[PROMPT]: Present each line of the entries below that holds the word "Total".

[Excerpts from a figure dataset]
----

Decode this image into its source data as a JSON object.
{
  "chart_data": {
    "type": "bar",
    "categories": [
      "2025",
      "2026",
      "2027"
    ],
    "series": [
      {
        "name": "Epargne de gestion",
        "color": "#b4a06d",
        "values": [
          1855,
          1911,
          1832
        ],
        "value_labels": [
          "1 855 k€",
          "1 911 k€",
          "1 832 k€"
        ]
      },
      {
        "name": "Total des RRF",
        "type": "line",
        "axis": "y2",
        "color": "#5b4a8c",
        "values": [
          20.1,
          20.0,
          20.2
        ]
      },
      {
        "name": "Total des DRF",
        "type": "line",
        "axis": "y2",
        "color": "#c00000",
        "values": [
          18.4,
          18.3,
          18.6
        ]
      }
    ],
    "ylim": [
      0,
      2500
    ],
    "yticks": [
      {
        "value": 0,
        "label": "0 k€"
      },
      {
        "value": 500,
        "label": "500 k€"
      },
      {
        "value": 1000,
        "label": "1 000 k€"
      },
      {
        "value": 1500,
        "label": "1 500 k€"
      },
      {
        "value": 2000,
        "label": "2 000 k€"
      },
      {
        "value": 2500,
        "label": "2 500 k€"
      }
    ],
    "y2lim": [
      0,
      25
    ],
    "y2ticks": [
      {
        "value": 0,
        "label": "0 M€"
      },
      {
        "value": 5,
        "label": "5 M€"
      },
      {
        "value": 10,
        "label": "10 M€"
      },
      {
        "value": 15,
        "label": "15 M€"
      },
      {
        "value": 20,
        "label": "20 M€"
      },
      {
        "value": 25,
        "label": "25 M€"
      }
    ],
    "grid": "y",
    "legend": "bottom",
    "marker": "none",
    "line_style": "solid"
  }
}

----

[RESULT OF THE TASK]:
        "name": "Total des RRF",
        "name": "Total des DRF",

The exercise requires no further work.